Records
..........
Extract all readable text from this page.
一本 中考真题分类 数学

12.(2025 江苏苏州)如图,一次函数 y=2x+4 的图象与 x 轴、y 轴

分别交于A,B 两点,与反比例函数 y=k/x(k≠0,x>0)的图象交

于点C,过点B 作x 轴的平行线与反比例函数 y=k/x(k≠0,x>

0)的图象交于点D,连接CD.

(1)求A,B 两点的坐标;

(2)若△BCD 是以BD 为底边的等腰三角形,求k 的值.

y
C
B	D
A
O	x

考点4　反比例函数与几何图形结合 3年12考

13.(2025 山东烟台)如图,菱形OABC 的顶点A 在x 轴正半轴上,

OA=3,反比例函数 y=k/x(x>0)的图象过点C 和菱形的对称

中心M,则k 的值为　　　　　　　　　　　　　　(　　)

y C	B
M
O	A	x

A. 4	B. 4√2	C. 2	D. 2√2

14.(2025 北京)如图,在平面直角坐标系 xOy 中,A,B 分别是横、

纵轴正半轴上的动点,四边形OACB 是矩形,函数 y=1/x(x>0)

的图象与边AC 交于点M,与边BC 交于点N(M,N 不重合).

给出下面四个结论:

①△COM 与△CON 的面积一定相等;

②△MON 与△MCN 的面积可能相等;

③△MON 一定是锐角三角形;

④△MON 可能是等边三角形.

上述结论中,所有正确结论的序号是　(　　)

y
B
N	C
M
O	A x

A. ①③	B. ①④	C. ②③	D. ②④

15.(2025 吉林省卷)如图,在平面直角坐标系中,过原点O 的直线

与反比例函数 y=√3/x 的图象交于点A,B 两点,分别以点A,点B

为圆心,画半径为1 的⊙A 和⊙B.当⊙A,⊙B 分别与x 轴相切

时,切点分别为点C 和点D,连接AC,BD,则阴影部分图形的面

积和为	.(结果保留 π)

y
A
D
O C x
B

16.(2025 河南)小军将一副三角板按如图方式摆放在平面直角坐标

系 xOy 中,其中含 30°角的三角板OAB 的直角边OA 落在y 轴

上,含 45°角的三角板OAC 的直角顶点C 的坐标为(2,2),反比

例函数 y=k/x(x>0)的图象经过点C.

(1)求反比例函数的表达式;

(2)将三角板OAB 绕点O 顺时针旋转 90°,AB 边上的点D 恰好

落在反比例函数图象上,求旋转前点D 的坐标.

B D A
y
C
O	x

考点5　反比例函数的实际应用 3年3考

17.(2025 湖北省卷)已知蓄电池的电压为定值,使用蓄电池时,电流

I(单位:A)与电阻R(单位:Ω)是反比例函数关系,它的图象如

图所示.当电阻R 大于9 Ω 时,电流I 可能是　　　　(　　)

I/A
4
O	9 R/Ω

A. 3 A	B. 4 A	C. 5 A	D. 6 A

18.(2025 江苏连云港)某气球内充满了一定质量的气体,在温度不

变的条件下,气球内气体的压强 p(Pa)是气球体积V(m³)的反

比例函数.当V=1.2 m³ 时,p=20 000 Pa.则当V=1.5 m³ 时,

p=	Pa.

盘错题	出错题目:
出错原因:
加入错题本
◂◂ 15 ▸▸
..........
* Brief *
Extract every line above exactly as it stands.

* Complete response *
Extract all readable text from this page.
一本 中考真题分类 数学

12.(2025 江苏苏州)如图,一次函数 y=2x+4 的图象与 x 轴、y 轴

分别交于A,B 两点,与反比例函数 y=k/x(k≠0,x>0)的图象交

于点C,过点B 作x 轴的平行线与反比例函数 y=k/x(k≠0,x>

0)的图象交于点D,连接CD.

(1)求A,B 两点的坐标;

(2)若△BCD 是以BD 为底边的等腰三角形,求k 的值.

y
C
B	D
A
O	x

考点4　反比例函数与几何图形结合 3年12考

13.(2025 山东烟台)如图,菱形OABC 的顶点A 在x 轴正半轴上,

OA=3,反比例函数 y=k/x(x>0)的图象过点C 和菱形的对称

中心M,则k 的值为　　　　　　　　　　　　　　(　　)

y C	B
M
O	A	x

A. 4	B. 4√2	C. 2	D. 2√2

14.(2025 北京)如图,在平面直角坐标系 xOy 中,A,B 分别是横、

纵轴正半轴上的动点,四边形OACB 是矩形,函数 y=1/x(x>0)

的图象与边AC 交于点M,与边BC 交于点N(M,N 不重合).

给出下面四个结论:

①△COM 与△CON 的面积一定相等;

②△MON 与△MCN 的面积可能相等;

③△MON 一定是锐角三角形;

④△MON 可能是等边三角形.

上述结论中,所有正确结论的序号是　(　　)

y
B
N	C
M
O	A x

A. ①③	B. ①④	C. ②③	D. ②④

15.(2025 吉林省卷)如图,在平面直角坐标系中,过原点O 的直线

与反比例函数 y=√3/x 的图象交于点A,B 两点,分别以点A,点B

为圆心,画半径为1 的⊙A 和⊙B.当⊙A,⊙B 分别与x 轴相切

时,切点分别为点C 和点D,连接AC,BD,则阴影部分图形的面

积和为	.(结果保留 π)

y
A
D
O C x
B

16.(2025 河南)小军将一副三角板按如图方式摆放在平面直角坐标

系 xOy 中,其中含 30°角的三角板OAB 的直角边OA 落在y 轴

上,含 45°角的三角板OAC 的直角顶点C 的坐标为(2,2),反比

例函数 y=k/x(x>0)的图象经过点C.

(1)求反比例函数的表达式;

(2)将三角板OAB 绕点O 顺时针旋转 90°,AB 边上的点D 恰好

落在反比例函数图象上,求旋转前点D 的坐标.

B D A
y
C
O	x

考点5　反比例函数的实际应用 3年3考

17.(2025 湖北省卷)已知蓄电池的电压为定值,使用蓄电池时,电流

I(单位:A)与电阻R(单位:Ω)是反比例函数关系,它的图象如

图所示.当电阻R 大于9 Ω 时,电流I 可能是　　　　(　　)

I/A
4
O	9 R/Ω

A. 3 A	B. 4 A	C. 5 A	D. 6 A

18.(2025 江苏连云港)某气球内充满了一定质量的气体,在温度不

变的条件下,气球内气体的压强 p(Pa)是气球体积V(m³)的反

比例函数.当V=1.2 m³ 时,p=20 000 Pa.则当V=1.5 m³ 时,

p=	Pa.

盘错题	出错题目:
出错原因:
加入错题本
◂◂ 15 ▸▸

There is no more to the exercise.